## [Extract]
>>>

Finance and Public Administration Committee [Draft]

Pre-budget Scrutiny 2026-27

Meeting date: 9 September 2025

Craig Hoy

Is there a risk with all the different documents that come before us, including your reports—when I was on the Public Audit Committee, I could sense your frustration when you came back time and again on the health service or major capital projects and identified the same weaknesses in the system—that we simply cannot see the wood for the trees, because there is so much verbiage, and that a simpler approach to how we set, monitor, report back on and audit goals would be more useful for this committee, Parliament and the public at large?

Finance and Public Administration Committee [Draft]

Pre-budget Scrutiny 2026-27

Meeting date: 9 September 2025

Craig Hoy

No, I wanted to come in on public sector pay.

On that 9 per cent target, you will be well aware from ministers that the Scottish Government has a fixed budget and that, therefore, its capacity to borrow or to fund public sector pay effectively comes out of other public services.

Over the years, as we have considered the Scottish budget, the finance secretary has said that she did not want to set out a public sector pay policy because that would become the floor through which public sector pay negotiations are conducted. What is the mood among your members on public sector pay specifically, given that we now have a 9 per cent policy over the next three years? That could be subject to change but that is the policy now. Is there an awareness that there will be cuts to front-line services if your members, particularly public sector unions, continue to press for pay settlements that are above that 9 per cent, which is what we are tracking towards at the moment?

Finance and Public Administration Committee [Draft]

Pre-budget Scrutiny 2026-27

Meeting date: 9 September 2025

Craig Hoy

I have two questions on a quite different subject. I asked the Audit Scotland witness earlier whether they had a better definition of preventative spending and whether we could get a categorisation that could be baked into a budget and therefore become ring fenced. Is there any international best practice around that that you and the Government could learn from? It strikes me that preventative spending is still quite nebulous.

<<<

## [Exercise 1]
Restate word for word the portion of the pre-budget scrutiny extract that begins at the words "On that 9 per" and ends after the words "other public services.".
## [Exercise 2]
For each statement below, state whether it agrees with the pre-budget scrutiny extract, answering yes or no and quoting the deciding words exactly. (a) The meeting date given is 9 September 2025. (b) The pay policy mentioned covers the next five years. (c) Craig Hoy says he previously served on the Public Audit Committee.
## [Exercise 3]
Write what comes next in the pre-budget scrutiny extract, starting after its final sentence.

(Records from a data source)
>>>

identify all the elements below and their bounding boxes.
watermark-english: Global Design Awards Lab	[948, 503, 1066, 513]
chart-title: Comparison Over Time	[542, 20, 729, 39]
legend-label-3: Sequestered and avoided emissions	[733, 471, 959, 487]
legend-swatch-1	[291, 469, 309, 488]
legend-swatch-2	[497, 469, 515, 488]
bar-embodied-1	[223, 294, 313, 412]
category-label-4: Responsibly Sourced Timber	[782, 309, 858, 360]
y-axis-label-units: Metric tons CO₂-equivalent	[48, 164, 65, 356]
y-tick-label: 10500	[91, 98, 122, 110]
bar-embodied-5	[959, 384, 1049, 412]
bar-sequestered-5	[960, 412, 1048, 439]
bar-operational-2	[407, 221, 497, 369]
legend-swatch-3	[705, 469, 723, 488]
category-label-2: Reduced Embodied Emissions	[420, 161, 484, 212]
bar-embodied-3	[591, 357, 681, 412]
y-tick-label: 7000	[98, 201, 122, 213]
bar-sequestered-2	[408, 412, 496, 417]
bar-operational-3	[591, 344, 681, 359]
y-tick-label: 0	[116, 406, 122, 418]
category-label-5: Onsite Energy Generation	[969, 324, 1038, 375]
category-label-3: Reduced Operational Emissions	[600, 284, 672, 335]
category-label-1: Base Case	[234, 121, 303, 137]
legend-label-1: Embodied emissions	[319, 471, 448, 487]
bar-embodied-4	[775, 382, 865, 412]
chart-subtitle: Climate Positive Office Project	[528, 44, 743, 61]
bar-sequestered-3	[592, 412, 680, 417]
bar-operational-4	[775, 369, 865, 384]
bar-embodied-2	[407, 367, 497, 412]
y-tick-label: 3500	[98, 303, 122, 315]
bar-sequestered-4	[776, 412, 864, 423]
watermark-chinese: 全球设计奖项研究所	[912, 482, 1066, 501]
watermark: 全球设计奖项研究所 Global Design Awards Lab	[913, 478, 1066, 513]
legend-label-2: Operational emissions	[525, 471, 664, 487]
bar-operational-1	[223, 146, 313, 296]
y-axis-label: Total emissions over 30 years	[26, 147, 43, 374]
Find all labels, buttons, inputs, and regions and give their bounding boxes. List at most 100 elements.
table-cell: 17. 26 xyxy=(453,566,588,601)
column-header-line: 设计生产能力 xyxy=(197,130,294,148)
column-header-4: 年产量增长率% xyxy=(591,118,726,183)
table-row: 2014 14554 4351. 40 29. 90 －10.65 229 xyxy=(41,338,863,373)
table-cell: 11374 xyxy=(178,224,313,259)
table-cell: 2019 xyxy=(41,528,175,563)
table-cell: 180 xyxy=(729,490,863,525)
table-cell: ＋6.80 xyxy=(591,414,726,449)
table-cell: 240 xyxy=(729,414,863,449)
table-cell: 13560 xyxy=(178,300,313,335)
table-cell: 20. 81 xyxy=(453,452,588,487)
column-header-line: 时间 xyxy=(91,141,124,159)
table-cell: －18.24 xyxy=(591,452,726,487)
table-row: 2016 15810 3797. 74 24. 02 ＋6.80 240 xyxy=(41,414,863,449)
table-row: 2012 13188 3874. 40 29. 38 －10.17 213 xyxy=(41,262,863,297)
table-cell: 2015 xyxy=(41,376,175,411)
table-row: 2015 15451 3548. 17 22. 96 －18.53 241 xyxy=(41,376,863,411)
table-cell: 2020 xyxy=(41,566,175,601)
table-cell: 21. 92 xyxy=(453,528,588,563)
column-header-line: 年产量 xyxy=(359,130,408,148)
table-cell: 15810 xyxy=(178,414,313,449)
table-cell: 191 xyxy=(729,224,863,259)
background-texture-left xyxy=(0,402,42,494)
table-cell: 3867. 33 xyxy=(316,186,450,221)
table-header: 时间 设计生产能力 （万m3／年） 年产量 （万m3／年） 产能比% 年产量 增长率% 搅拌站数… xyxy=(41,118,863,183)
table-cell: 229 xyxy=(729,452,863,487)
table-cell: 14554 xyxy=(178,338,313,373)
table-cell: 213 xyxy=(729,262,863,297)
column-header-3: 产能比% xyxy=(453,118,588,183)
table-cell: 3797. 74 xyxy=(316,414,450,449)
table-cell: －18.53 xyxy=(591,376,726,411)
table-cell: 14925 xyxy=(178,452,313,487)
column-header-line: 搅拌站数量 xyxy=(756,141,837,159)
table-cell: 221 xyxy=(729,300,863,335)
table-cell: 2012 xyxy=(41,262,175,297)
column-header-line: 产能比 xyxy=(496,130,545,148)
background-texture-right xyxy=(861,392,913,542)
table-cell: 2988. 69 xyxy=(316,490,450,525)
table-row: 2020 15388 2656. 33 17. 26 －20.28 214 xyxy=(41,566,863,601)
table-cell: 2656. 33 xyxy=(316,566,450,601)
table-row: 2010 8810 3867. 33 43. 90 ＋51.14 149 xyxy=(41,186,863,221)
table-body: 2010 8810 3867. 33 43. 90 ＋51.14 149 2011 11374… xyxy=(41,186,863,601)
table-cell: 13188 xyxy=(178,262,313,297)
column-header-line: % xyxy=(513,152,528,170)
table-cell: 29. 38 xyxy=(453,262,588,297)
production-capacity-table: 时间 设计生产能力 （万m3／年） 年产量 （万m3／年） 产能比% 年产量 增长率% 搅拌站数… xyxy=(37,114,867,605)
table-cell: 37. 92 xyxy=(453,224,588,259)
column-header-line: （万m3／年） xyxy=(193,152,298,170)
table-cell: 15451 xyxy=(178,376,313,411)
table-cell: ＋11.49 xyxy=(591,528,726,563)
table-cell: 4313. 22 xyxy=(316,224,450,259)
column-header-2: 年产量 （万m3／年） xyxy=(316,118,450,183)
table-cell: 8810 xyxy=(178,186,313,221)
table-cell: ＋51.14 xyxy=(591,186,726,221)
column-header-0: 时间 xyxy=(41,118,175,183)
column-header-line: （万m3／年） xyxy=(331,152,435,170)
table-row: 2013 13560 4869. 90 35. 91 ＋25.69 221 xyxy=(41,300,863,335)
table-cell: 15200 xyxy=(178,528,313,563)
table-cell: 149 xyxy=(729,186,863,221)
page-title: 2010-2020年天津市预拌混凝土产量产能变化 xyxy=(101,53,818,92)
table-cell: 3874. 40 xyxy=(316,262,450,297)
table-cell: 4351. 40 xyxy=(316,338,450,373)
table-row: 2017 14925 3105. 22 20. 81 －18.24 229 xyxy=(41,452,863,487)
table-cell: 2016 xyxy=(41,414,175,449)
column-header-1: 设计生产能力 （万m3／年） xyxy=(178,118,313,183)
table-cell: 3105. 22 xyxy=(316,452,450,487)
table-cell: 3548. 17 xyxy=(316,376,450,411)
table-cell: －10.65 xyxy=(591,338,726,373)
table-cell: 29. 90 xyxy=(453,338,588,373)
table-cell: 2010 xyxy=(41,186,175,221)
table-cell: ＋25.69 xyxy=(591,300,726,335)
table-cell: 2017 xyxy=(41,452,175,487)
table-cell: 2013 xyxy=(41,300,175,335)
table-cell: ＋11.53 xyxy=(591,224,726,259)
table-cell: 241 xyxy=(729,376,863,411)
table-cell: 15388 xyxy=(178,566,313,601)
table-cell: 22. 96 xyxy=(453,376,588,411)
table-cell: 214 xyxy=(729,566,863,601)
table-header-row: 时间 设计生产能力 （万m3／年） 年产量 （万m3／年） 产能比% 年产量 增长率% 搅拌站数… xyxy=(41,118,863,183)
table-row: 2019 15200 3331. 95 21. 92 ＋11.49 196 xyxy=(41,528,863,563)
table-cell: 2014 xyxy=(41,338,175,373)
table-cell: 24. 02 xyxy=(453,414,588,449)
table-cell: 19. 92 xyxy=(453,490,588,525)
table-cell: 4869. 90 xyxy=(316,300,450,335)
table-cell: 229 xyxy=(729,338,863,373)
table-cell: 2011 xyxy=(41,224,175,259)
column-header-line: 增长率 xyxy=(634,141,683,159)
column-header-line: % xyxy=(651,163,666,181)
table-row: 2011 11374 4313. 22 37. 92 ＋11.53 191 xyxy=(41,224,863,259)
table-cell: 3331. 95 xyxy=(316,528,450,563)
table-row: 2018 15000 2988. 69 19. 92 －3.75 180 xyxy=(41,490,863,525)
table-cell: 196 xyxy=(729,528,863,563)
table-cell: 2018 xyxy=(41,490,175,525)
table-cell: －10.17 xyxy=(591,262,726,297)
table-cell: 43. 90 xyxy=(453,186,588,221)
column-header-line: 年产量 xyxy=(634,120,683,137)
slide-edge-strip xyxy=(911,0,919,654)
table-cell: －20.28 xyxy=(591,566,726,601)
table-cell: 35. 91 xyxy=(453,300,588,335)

<<<

## [Written reply 1]
On that 9 per cent target, you will be well aware from ministers that the Scottish Government has a fixed budget and that, therefore, its capacity to borrow or to fund public sector pay effectively comes out of other public services.

## [Written reply 2]
(a) Yes: "Meeting date: 9 September 2025"
(b) No: "a 9 per cent policy over the next three years"
(c) Yes: "when I was on the Public Audit Committee"

## [Written reply 3]
Finance and Public Administration Committee [Draft]

Pre-budget Scrutiny 2026-27

Meeting date: 9 September 2025

Craig Hoy

My question for David Livey concerns the financial pressures that many voluntary organisations are feeling. When I used to be a councillor I often had to look closely at funding applications. I would notice how difficult such organisations found it to pay their staff and keep the lights on in their premises, as Ms Smith mentioned earlier. Are such pressures making those issues worse? When I used to look at those applications, I would notice a pay gap, in that people working for voluntary sector organisations—which, in many senses, fulfil what should be the role of public services—seemed to be paid significantly less than they would be had they been working for local authorities, for example. Are those pay gaps extending and widening?

To go back to the point about preventative spending, if the voluntary sector cannot fulfil the vital services that they provide, the responsibility for doing so will roll back on the state, at, I assume, considerably higher cost. Are you noticing any deterioration in pay and conditions in the sector? How aware are central and local government bodies that if we lose those voluntary organisations the upstream costs down the line will be much more significant?